[Figure content listings]
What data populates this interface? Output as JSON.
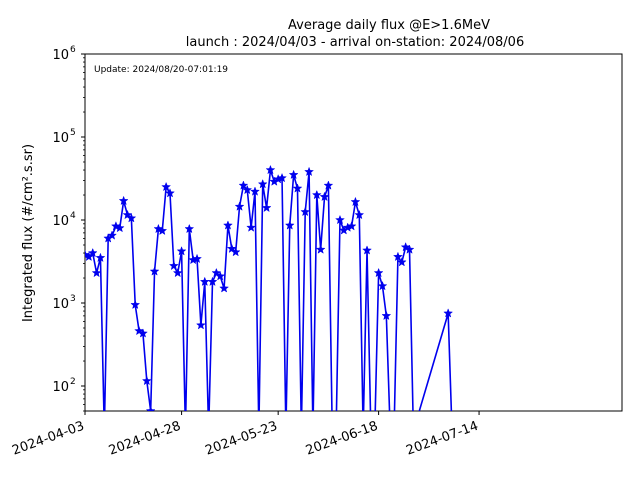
{
  "chart_data": {
    "type": "line",
    "title": "Average daily flux @E>1.6MeV",
    "subtitle": "launch : 2024/04/03 - arrival on-station: 2024/08/06",
    "annotation": "Update: 2024/08/20-07:01:19",
    "ylabel": "Integrated flux (#/cm².s.sr)",
    "xlabel": "",
    "y_scale": "log",
    "ylim": [
      50,
      1000000
    ],
    "xlim": [
      "2024-04-03",
      "2024-08-20"
    ],
    "x_ticks": [
      "2024-04-03",
      "2024-04-28",
      "2024-05-23",
      "2024-06-18",
      "2024-07-14"
    ],
    "y_ticks": [
      {
        "value": 100,
        "label": "10",
        "exp": "2"
      },
      {
        "value": 1000,
        "label": "10",
        "exp": "3"
      },
      {
        "value": 10000,
        "label": "10",
        "exp": "4"
      },
      {
        "value": 100000,
        "label": "10",
        "exp": "5"
      },
      {
        "value": 1000000,
        "label": "10",
        "exp": "6"
      }
    ],
    "color": "#0000ee",
    "marker": "star",
    "grid": false,
    "series": [
      {
        "points": [
          [
            "2024-04-03",
            3800
          ],
          [
            "2024-04-04",
            3600
          ],
          [
            "2024-04-05",
            4000
          ],
          [
            "2024-04-06",
            2300
          ],
          [
            "2024-04-07",
            3500
          ],
          [
            "2024-04-08",
            null
          ],
          [
            "2024-04-09",
            6000
          ],
          [
            "2024-04-10",
            6500
          ],
          [
            "2024-04-11",
            8400
          ],
          [
            "2024-04-12",
            8000
          ],
          [
            "2024-04-13",
            17000
          ],
          [
            "2024-04-14",
            11500
          ],
          [
            "2024-04-15",
            10500
          ],
          [
            "2024-04-16",
            950
          ],
          [
            "2024-04-17",
            460
          ],
          [
            "2024-04-18",
            430
          ],
          [
            "2024-04-19",
            115
          ],
          [
            "2024-04-20",
            50
          ],
          [
            "2024-04-21",
            2400
          ],
          [
            "2024-04-22",
            7800
          ],
          [
            "2024-04-23",
            7400
          ],
          [
            "2024-04-24",
            25000
          ],
          [
            "2024-04-25",
            21000
          ],
          [
            "2024-04-26",
            2800
          ],
          [
            "2024-04-27",
            2300
          ],
          [
            "2024-04-28",
            4200
          ],
          [
            "2024-04-29",
            null
          ],
          [
            "2024-04-30",
            7800
          ],
          [
            "2024-05-01",
            3300
          ],
          [
            "2024-05-02",
            3400
          ],
          [
            "2024-05-03",
            540
          ],
          [
            "2024-05-04",
            1800
          ],
          [
            "2024-05-05",
            null
          ],
          [
            "2024-05-06",
            1800
          ],
          [
            "2024-05-07",
            2300
          ],
          [
            "2024-05-08",
            2100
          ],
          [
            "2024-05-09",
            1500
          ],
          [
            "2024-05-10",
            8600
          ],
          [
            "2024-05-11",
            4500
          ],
          [
            "2024-05-12",
            4100
          ],
          [
            "2024-05-13",
            14500
          ],
          [
            "2024-05-14",
            26000
          ],
          [
            "2024-05-15",
            23000
          ],
          [
            "2024-05-16",
            8100
          ],
          [
            "2024-05-17",
            22000
          ],
          [
            "2024-05-18",
            null
          ],
          [
            "2024-05-19",
            27000
          ],
          [
            "2024-05-20",
            14000
          ],
          [
            "2024-05-21",
            40000
          ],
          [
            "2024-05-22",
            29000
          ],
          [
            "2024-05-23",
            31000
          ],
          [
            "2024-05-24",
            32000
          ],
          [
            "2024-05-25",
            null
          ],
          [
            "2024-05-26",
            8600
          ],
          [
            "2024-05-27",
            35000
          ],
          [
            "2024-05-28",
            24000
          ],
          [
            "2024-05-29",
            null
          ],
          [
            "2024-05-30",
            12500
          ],
          [
            "2024-05-31",
            38000
          ],
          [
            "2024-06-01",
            null
          ],
          [
            "2024-06-02",
            20000
          ],
          [
            "2024-06-03",
            4400
          ],
          [
            "2024-06-04",
            19000
          ],
          [
            "2024-06-05",
            26000
          ],
          [
            "2024-06-06",
            null
          ],
          [
            "2024-06-07",
            null
          ],
          [
            "2024-06-08",
            10000
          ],
          [
            "2024-06-09",
            7500
          ],
          [
            "2024-06-10",
            8100
          ],
          [
            "2024-06-11",
            8400
          ],
          [
            "2024-06-12",
            16500
          ],
          [
            "2024-06-13",
            11500
          ],
          [
            "2024-06-14",
            null
          ],
          [
            "2024-06-15",
            4300
          ],
          [
            "2024-06-16",
            null
          ],
          [
            "2024-06-17",
            null
          ],
          [
            "2024-06-18",
            2300
          ],
          [
            "2024-06-19",
            1600
          ],
          [
            "2024-06-20",
            700
          ],
          [
            "2024-06-21",
            null
          ],
          [
            "2024-06-22",
            null
          ],
          [
            "2024-06-23",
            3600
          ],
          [
            "2024-06-24",
            3100
          ],
          [
            "2024-06-25",
            4700
          ],
          [
            "2024-06-26",
            4400
          ],
          [
            "2024-06-27",
            null
          ],
          [
            "2024-07-06",
            750
          ],
          [
            "2024-07-07",
            null
          ]
        ]
      }
    ]
  }
}
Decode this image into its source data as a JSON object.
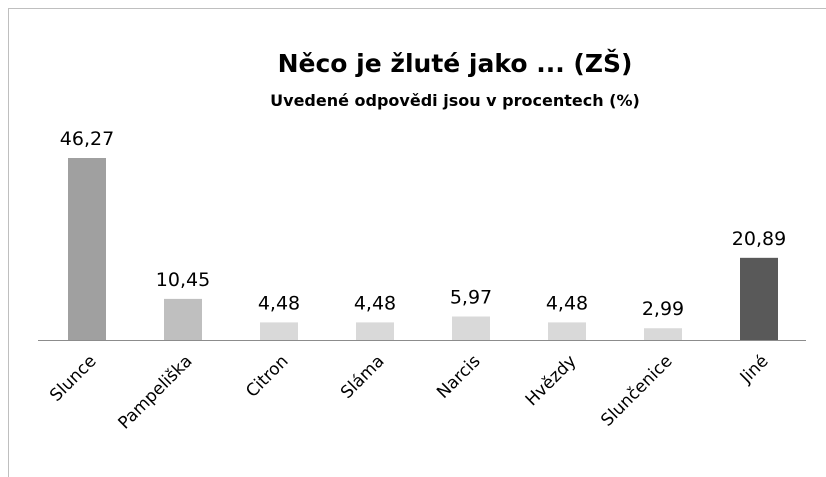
{
  "chart_data": {
    "type": "bar",
    "title": "Něco je žluté jako ... (ZŠ)",
    "subtitle": "Uvedené odpovědi jsou v procentech (%)",
    "categories": [
      "Slunce",
      "Pampeliška",
      "Citron",
      "Sláma",
      "Narcis",
      "Hvězdy",
      "Slunčenice",
      "Jiné"
    ],
    "values": [
      46.27,
      10.45,
      4.48,
      4.48,
      5.97,
      4.48,
      2.99,
      20.89
    ],
    "value_labels": [
      "46,27",
      "10,45",
      "4,48",
      "4,48",
      "5,97",
      "4,48",
      "2,99",
      "20,89"
    ],
    "colors": [
      "#a0a0a0",
      "#bfbfbf",
      "#d9d9d9",
      "#d9d9d9",
      "#d9d9d9",
      "#d9d9d9",
      "#d9d9d9",
      "#595959"
    ]
  }
}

# Task description
Write the listing above out again exactly, dropping each image.

# Output for this exercise
What data populates this interface? Output as JSON.
{
  "chart_data": {
    "type": "line",
    "title": "Average daily flux @E>1.6MeV",
    "subtitle": "launch : 2024/04/03 - arrival on-station: 2024/08/06",
    "annotation": "Update: 2024/08/20-07:01:19",
    "ylabel": "Integrated flux (#/cm².s.sr)",
    "xlabel": "",
    "y_scale": "log",
    "ylim": [
      50,
      1000000
    ],
    "xlim": [
      "2024-04-03",
      "2024-08-20"
    ],
    "x_ticks": [
      "2024-04-03",
      "2024-04-28",
      "2024-05-23",
      "2024-06-18",
      "2024-07-14"
    ],
    "y_ticks": [
      {
        "value": 100,
        "label": "10",
        "exp": "2"
      },
      {
        "value": 1000,
        "label": "10",
        "exp": "3"
      },
      {
        "value": 10000,
        "label": "10",
        "exp": "4"
      },
      {
        "value": 100000,
        "label": "10",
        "exp": "5"
      },
      {
        "value": 1000000,
        "label": "10",
        "exp": "6"
      }
    ],
    "color": "#0000ee",
    "marker": "star",
    "grid": false,
    "series": [
      {
        "points": [
          [
            "2024-04-03",
            3800
          ],
          [
            "2024-04-04",
            3600
          ],
          [
            "2024-04-05",
            4000
          ],
          [
            "2024-04-06",
            2300
          ],
          [
            "2024-04-07",
            3500
          ],
          [
            "2024-04-08",
            null
          ],
          [
            "2024-04-09",
            6000
          ],
          [
            "2024-04-10",
            6500
          ],
          [
            "2024-04-11",
            8400
          ],
          [
            "2024-04-12",
            8000
          ],
          [
            "2024-04-13",
            17000
          ],
          [
            "2024-04-14",
            11500
          ],
          [
            "2024-04-15",
            10500
          ],
          [
            "2024-04-16",
            950
          ],
          [
            "2024-04-17",
            460
          ],
          [
            "2024-04-18",
            430
          ],
          [
            "2024-04-19",
            115
          ],
          [
            "2024-04-20",
            50
          ],
          [
            "2024-04-21",
            2400
          ],
          [
            "2024-04-22",
            7800
          ],
          [
            "2024-04-23",
            7400
          ],
          [
            "2024-04-24",
            25000
          ],
          [
            "2024-04-25",
            21000
          ],
          [
            "2024-04-26",
            2800
          ],
          [
            "2024-04-27",
            2300
          ],
          [
            "2024-04-28",
            4200
          ],
          [
            "2024-04-29",
            null
          ],
          [
            "2024-04-30",
            7800
          ],
          [
            "2024-05-01",
            3300
          ],
          [
            "2024-05-02",
            3400
          ],
          [
            "2024-05-03",
            540
          ],
          [
            "2024-05-04",
            1800
          ],
          [
            "2024-05-05",
            null
          ],
          [
            "2024-05-06",
            1800
          ],
          [
            "2024-05-07",
            2300
          ],
          [
            "2024-05-08",
            2100
          ],
          [
            "2024-05-09",
            1500
          ],
          [
            "2024-05-10",
            8600
          ],
          [
            "2024-05-11",
            4500
          ],
          [
            "2024-05-12",
            4100
          ],
          [
            "2024-05-13",
            14500
          ],
          [
            "2024-05-14",
            26000
          ],
          [
            "2024-05-15",
            23000
          ],
          [
            "2024-05-16",
            8100
          ],
          [
            "2024-05-17",
            22000
          ],
          [
            "2024-05-18",
            null
          ],
          [
            "2024-05-19",
            27000
          ],
          [
            "2024-05-20",
            14000
          ],
          [
            "2024-05-21",
            40000
          ],
          [
            "2024-05-22",
            29000
          ],
          [
            "2024-05-23",
            31000
          ],
          [
            "2024-05-24",
            32000
          ],
          [
            "2024-05-25",
            null
          ],
          [
            "2024-05-26",
            8600
          ],
          [
            "2024-05-27",
            35000
          ],
          [
            "2024-05-28",
            24000
          ],
          [
            "2024-05-29",
            null
          ],
          [
            "2024-05-30",
            12500
          ],
          [
            "2024-05-31",
            38000
          ],
          [
            "2024-06-01",
            null
          ],
          [
            "2024-06-02",
            20000
          ],
          [
            "2024-06-03",
            4400
          ],
          [
            "2024-06-04",
            19000
          ],
          [
            "2024-06-05",
            26000
          ],
          [
            "2024-06-06",
            null
          ],
          [
            "2024-06-07",
            null
          ],
          [
            "2024-06-08",
            10000
          ],
          [
            "2024-06-09",
            7500
          ],
          [
            "2024-06-10",
            8100
          ],
          [
            "2024-06-11",
            8400
          ],
          [
            "2024-06-12",
            16500
          ],
          [
            "2024-06-13",
            11500
          ],
          [
            "2024-06-14",
            null
          ],
          [
            "2024-06-15",
            4300
          ],
          [
            "2024-06-16",
            null
          ],
          [
            "2024-06-17",
            null
          ],
          [
            "2024-06-18",
            2300
          ],
          [
            "2024-06-19",
            1600
          ],
          [
            "2024-06-20",
            700
          ],
          [
            "2024-06-21",
            null
          ],
          [
            "2024-06-22",
            null
          ],
          [
            "2024-06-23",
            3600
          ],
          [
            "2024-06-24",
            3100
          ],
          [
            "2024-06-25",
            4700
          ],
          [
            "2024-06-26",
            4400
          ],
          [
            "2024-06-27",
            null
          ],
          [
            "2024-07-06",
            750
          ],
          [
            "2024-07-07",
            null
          ]
        ]
      }
    ]
  }
}
Decode this image into its source data as a JSON object.
{
  "chart_data": {
    "type": "bar",
    "title": "Něco je žluté jako ... (ZŠ)",
    "subtitle": "Uvedené odpovědi jsou v procentech (%)",
    "categories": [
      "Slunce",
      "Pampeliška",
      "Citron",
      "Sláma",
      "Narcis",
      "Hvězdy",
      "Slunčenice",
      "Jiné"
    ],
    "values": [
      46.27,
      10.45,
      4.48,
      4.48,
      5.97,
      4.48,
      2.99,
      20.89
    ],
    "value_labels": [
      "46,27",
      "10,45",
      "4,48",
      "4,48",
      "5,97",
      "4,48",
      "2,99",
      "20,89"
    ],
    "colors": [
      "#a0a0a0",
      "#bfbfbf",
      "#d9d9d9",
      "#d9d9d9",
      "#d9d9d9",
      "#d9d9d9",
      "#d9d9d9",
      "#595959"
    ]
  }
}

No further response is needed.